● What is needed:
Transcribe the entries that follow exactly as they appear, minus pictures.

● Records for this task:
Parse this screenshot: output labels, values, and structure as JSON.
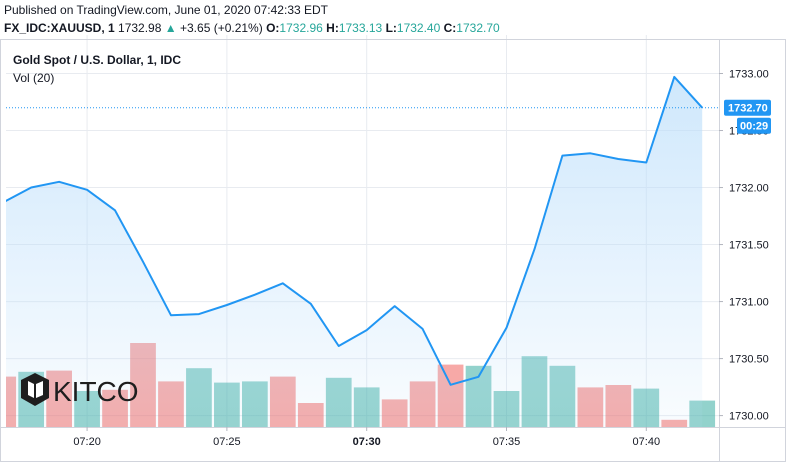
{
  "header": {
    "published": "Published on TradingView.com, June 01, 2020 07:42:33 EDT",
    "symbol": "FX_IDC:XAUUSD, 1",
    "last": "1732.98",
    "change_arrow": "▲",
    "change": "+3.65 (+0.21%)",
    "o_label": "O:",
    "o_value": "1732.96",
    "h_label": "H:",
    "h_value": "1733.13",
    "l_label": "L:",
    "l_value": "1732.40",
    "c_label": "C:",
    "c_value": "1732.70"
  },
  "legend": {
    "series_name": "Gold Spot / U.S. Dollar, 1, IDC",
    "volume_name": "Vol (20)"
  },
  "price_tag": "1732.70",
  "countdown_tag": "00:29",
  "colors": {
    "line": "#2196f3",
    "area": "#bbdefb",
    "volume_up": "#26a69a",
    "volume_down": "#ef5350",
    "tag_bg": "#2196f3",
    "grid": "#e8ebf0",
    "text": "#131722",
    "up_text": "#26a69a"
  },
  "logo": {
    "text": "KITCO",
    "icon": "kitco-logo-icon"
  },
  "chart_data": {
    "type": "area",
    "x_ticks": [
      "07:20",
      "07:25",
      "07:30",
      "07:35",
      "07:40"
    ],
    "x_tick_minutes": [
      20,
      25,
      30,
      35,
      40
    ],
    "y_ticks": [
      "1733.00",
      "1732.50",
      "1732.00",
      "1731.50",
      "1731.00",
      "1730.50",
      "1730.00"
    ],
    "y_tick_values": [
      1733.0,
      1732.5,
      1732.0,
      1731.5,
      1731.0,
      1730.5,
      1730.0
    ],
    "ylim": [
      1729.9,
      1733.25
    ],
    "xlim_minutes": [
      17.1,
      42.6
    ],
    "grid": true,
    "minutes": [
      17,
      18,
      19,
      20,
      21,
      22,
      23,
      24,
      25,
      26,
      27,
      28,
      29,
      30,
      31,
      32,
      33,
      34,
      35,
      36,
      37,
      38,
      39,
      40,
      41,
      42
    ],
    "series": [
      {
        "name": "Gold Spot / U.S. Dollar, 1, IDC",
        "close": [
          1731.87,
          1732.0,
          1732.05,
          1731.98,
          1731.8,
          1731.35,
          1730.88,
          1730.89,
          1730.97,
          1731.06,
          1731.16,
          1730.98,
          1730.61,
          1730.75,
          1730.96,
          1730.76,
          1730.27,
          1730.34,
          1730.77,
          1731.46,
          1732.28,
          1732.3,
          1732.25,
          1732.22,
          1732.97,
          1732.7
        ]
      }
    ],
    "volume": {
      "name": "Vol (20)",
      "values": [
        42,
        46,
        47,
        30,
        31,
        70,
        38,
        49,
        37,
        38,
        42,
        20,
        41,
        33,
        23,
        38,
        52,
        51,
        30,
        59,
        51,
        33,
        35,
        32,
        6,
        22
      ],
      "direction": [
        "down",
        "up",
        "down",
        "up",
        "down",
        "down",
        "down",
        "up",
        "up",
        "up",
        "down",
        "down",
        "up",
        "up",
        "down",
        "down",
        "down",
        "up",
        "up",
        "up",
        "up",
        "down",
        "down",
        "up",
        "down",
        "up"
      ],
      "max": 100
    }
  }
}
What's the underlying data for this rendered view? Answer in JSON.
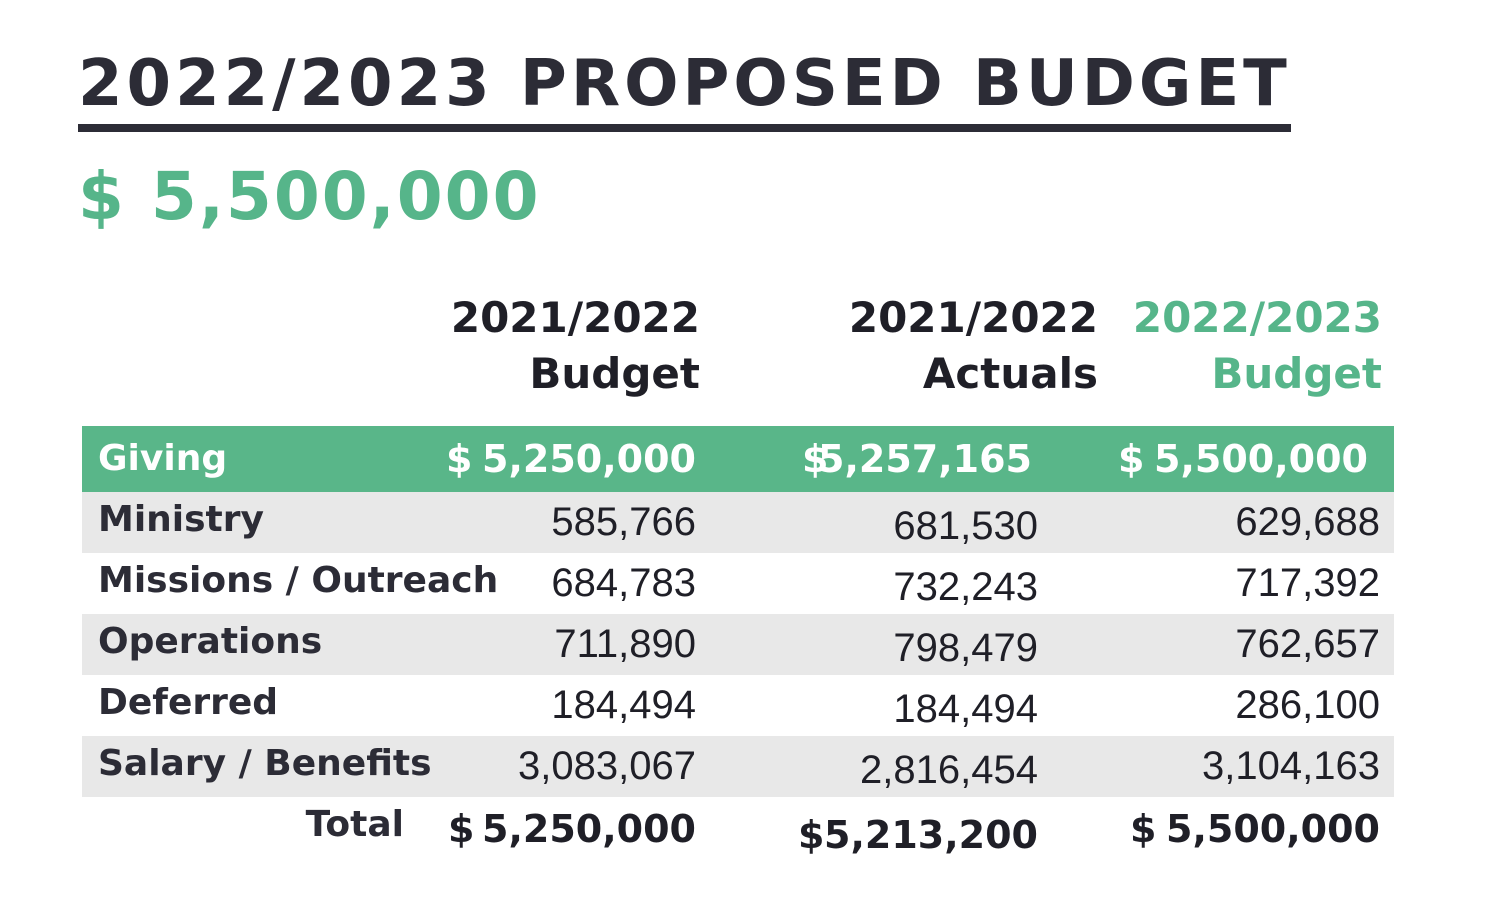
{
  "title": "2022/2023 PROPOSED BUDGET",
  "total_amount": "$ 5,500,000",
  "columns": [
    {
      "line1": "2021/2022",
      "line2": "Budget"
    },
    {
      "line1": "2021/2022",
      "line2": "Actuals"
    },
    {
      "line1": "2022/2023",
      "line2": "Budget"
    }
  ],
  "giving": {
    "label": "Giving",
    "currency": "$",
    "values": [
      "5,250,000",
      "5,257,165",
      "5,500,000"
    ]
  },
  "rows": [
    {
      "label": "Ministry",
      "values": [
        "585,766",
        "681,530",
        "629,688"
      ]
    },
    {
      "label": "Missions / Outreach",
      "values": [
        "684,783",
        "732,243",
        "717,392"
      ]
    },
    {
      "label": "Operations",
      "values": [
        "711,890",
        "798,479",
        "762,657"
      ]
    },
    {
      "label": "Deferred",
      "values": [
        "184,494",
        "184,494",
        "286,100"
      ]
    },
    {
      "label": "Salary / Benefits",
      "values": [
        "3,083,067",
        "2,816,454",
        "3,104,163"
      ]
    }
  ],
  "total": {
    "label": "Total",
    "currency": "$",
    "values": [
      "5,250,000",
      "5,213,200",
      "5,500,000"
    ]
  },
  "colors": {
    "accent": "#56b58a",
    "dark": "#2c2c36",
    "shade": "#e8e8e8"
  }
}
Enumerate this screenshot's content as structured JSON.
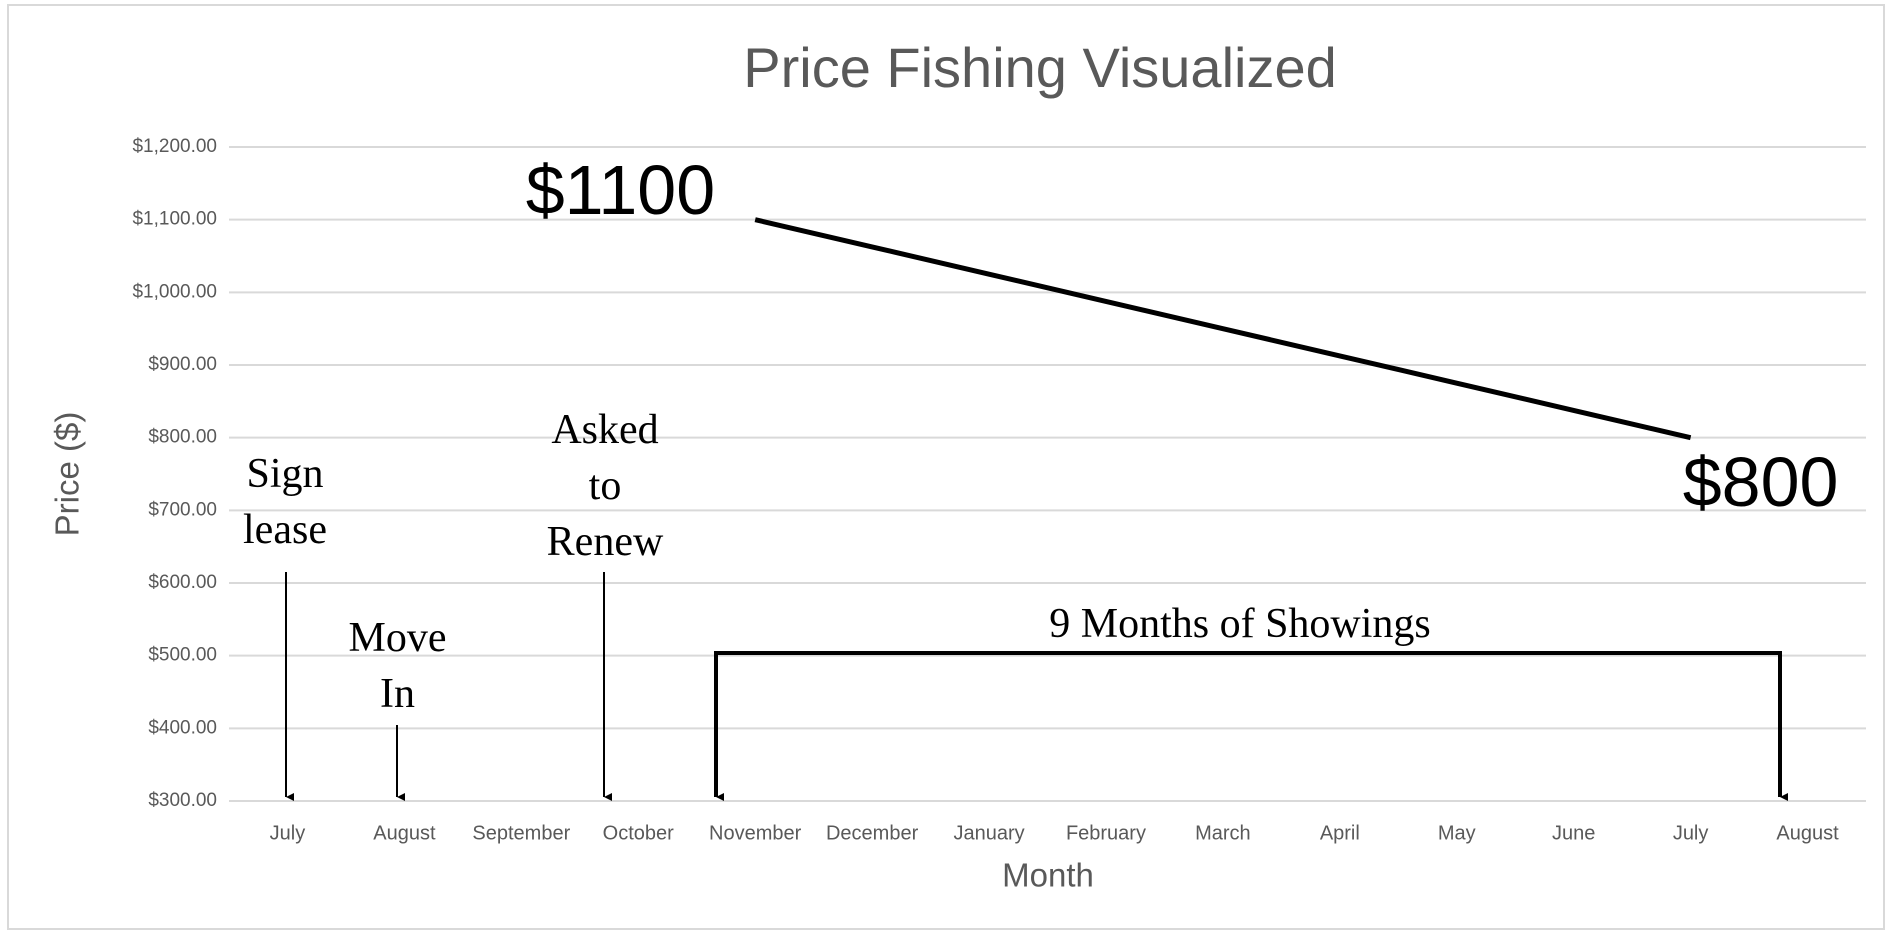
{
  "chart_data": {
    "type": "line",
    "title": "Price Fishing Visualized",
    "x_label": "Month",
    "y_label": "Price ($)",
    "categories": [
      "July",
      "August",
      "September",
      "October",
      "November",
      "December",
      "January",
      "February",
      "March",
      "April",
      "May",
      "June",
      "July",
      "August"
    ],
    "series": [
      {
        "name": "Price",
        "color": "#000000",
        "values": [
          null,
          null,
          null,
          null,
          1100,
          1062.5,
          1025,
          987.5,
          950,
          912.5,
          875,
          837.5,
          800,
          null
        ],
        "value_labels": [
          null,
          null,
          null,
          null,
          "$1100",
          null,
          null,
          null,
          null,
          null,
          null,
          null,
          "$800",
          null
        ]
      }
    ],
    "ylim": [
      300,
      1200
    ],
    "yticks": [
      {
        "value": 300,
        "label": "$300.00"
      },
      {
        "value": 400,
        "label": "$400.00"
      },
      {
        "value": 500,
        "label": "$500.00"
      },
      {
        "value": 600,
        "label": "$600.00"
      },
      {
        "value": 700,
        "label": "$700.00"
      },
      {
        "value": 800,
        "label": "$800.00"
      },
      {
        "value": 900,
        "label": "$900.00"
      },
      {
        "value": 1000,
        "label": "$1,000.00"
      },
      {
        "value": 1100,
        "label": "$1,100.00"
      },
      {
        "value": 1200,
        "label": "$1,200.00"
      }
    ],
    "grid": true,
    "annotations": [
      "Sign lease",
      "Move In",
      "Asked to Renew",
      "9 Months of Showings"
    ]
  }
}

● Answer to the problem:
Parse this screenshot: output labels, values, and structure as JSON.
{
  "header": {
    "published": "Published on TradingView.com, June 01, 2020 07:42:33 EDT",
    "symbol": "FX_IDC:XAUUSD, 1",
    "last": "1732.98",
    "change_arrow": "▲",
    "change": "+3.65 (+0.21%)",
    "o_label": "O:",
    "o_value": "1732.96",
    "h_label": "H:",
    "h_value": "1733.13",
    "l_label": "L:",
    "l_value": "1732.40",
    "c_label": "C:",
    "c_value": "1732.70"
  },
  "legend": {
    "series_name": "Gold Spot / U.S. Dollar, 1, IDC",
    "volume_name": "Vol (20)"
  },
  "price_tag": "1732.70",
  "countdown_tag": "00:29",
  "colors": {
    "line": "#2196f3",
    "area": "#bbdefb",
    "volume_up": "#26a69a",
    "volume_down": "#ef5350",
    "tag_bg": "#2196f3",
    "grid": "#e8ebf0",
    "text": "#131722",
    "up_text": "#26a69a"
  },
  "logo": {
    "text": "KITCO",
    "icon": "kitco-logo-icon"
  },
  "chart_data": {
    "type": "area",
    "x_ticks": [
      "07:20",
      "07:25",
      "07:30",
      "07:35",
      "07:40"
    ],
    "x_tick_minutes": [
      20,
      25,
      30,
      35,
      40
    ],
    "y_ticks": [
      "1733.00",
      "1732.50",
      "1732.00",
      "1731.50",
      "1731.00",
      "1730.50",
      "1730.00"
    ],
    "y_tick_values": [
      1733.0,
      1732.5,
      1732.0,
      1731.5,
      1731.0,
      1730.5,
      1730.0
    ],
    "ylim": [
      1729.9,
      1733.25
    ],
    "xlim_minutes": [
      17.1,
      42.6
    ],
    "grid": true,
    "minutes": [
      17,
      18,
      19,
      20,
      21,
      22,
      23,
      24,
      25,
      26,
      27,
      28,
      29,
      30,
      31,
      32,
      33,
      34,
      35,
      36,
      37,
      38,
      39,
      40,
      41,
      42
    ],
    "series": [
      {
        "name": "Gold Spot / U.S. Dollar, 1, IDC",
        "close": [
          1731.87,
          1732.0,
          1732.05,
          1731.98,
          1731.8,
          1731.35,
          1730.88,
          1730.89,
          1730.97,
          1731.06,
          1731.16,
          1730.98,
          1730.61,
          1730.75,
          1730.96,
          1730.76,
          1730.27,
          1730.34,
          1730.77,
          1731.46,
          1732.28,
          1732.3,
          1732.25,
          1732.22,
          1732.97,
          1732.7
        ]
      }
    ],
    "volume": {
      "name": "Vol (20)",
      "values": [
        42,
        46,
        47,
        30,
        31,
        70,
        38,
        49,
        37,
        38,
        42,
        20,
        41,
        33,
        23,
        38,
        52,
        51,
        30,
        59,
        51,
        33,
        35,
        32,
        6,
        22
      ],
      "direction": [
        "down",
        "up",
        "down",
        "up",
        "down",
        "down",
        "down",
        "up",
        "up",
        "up",
        "down",
        "down",
        "up",
        "up",
        "down",
        "down",
        "down",
        "up",
        "up",
        "up",
        "up",
        "down",
        "down",
        "up",
        "down",
        "up"
      ],
      "max": 100
    }
  }
}
What's the underlying data for this rendered view? Answer in JSON.
{
  "title": "2022/2023 PROPOSED BUDGET",
  "total_amount": "$ 5,500,000",
  "columns": [
    {
      "line1": "2021/2022",
      "line2": "Budget"
    },
    {
      "line1": "2021/2022",
      "line2": "Actuals"
    },
    {
      "line1": "2022/2023",
      "line2": "Budget"
    }
  ],
  "giving": {
    "label": "Giving",
    "currency": "$",
    "values": [
      "5,250,000",
      "5,257,165",
      "5,500,000"
    ]
  },
  "rows": [
    {
      "label": "Ministry",
      "values": [
        "585,766",
        "681,530",
        "629,688"
      ]
    },
    {
      "label": "Missions / Outreach",
      "values": [
        "684,783",
        "732,243",
        "717,392"
      ]
    },
    {
      "label": "Operations",
      "values": [
        "711,890",
        "798,479",
        "762,657"
      ]
    },
    {
      "label": "Deferred",
      "values": [
        "184,494",
        "184,494",
        "286,100"
      ]
    },
    {
      "label": "Salary / Benefits",
      "values": [
        "3,083,067",
        "2,816,454",
        "3,104,163"
      ]
    }
  ],
  "total": {
    "label": "Total",
    "currency": "$",
    "values": [
      "5,250,000",
      "5,213,200",
      "5,500,000"
    ]
  },
  "colors": {
    "accent": "#56b58a",
    "dark": "#2c2c36",
    "shade": "#e8e8e8"
  }
}
Enumerate this screenshot's content as structured JSON.
{
  "chart_data": {
    "type": "line",
    "title": "Price Fishing Visualized",
    "x_label": "Month",
    "y_label": "Price ($)",
    "categories": [
      "July",
      "August",
      "September",
      "October",
      "November",
      "December",
      "January",
      "February",
      "March",
      "April",
      "May",
      "June",
      "July",
      "August"
    ],
    "series": [
      {
        "name": "Price",
        "color": "#000000",
        "values": [
          null,
          null,
          null,
          null,
          1100,
          1062.5,
          1025,
          987.5,
          950,
          912.5,
          875,
          837.5,
          800,
          null
        ],
        "value_labels": [
          null,
          null,
          null,
          null,
          "$1100",
          null,
          null,
          null,
          null,
          null,
          null,
          null,
          "$800",
          null
        ]
      }
    ],
    "ylim": [
      300,
      1200
    ],
    "yticks": [
      {
        "value": 300,
        "label": "$300.00"
      },
      {
        "value": 400,
        "label": "$400.00"
      },
      {
        "value": 500,
        "label": "$500.00"
      },
      {
        "value": 600,
        "label": "$600.00"
      },
      {
        "value": 700,
        "label": "$700.00"
      },
      {
        "value": 800,
        "label": "$800.00"
      },
      {
        "value": 900,
        "label": "$900.00"
      },
      {
        "value": 1000,
        "label": "$1,000.00"
      },
      {
        "value": 1100,
        "label": "$1,100.00"
      },
      {
        "value": 1200,
        "label": "$1,200.00"
      }
    ],
    "grid": true,
    "annotations": [
      "Sign lease",
      "Move In",
      "Asked to Renew",
      "9 Months of Showings"
    ]
  }
}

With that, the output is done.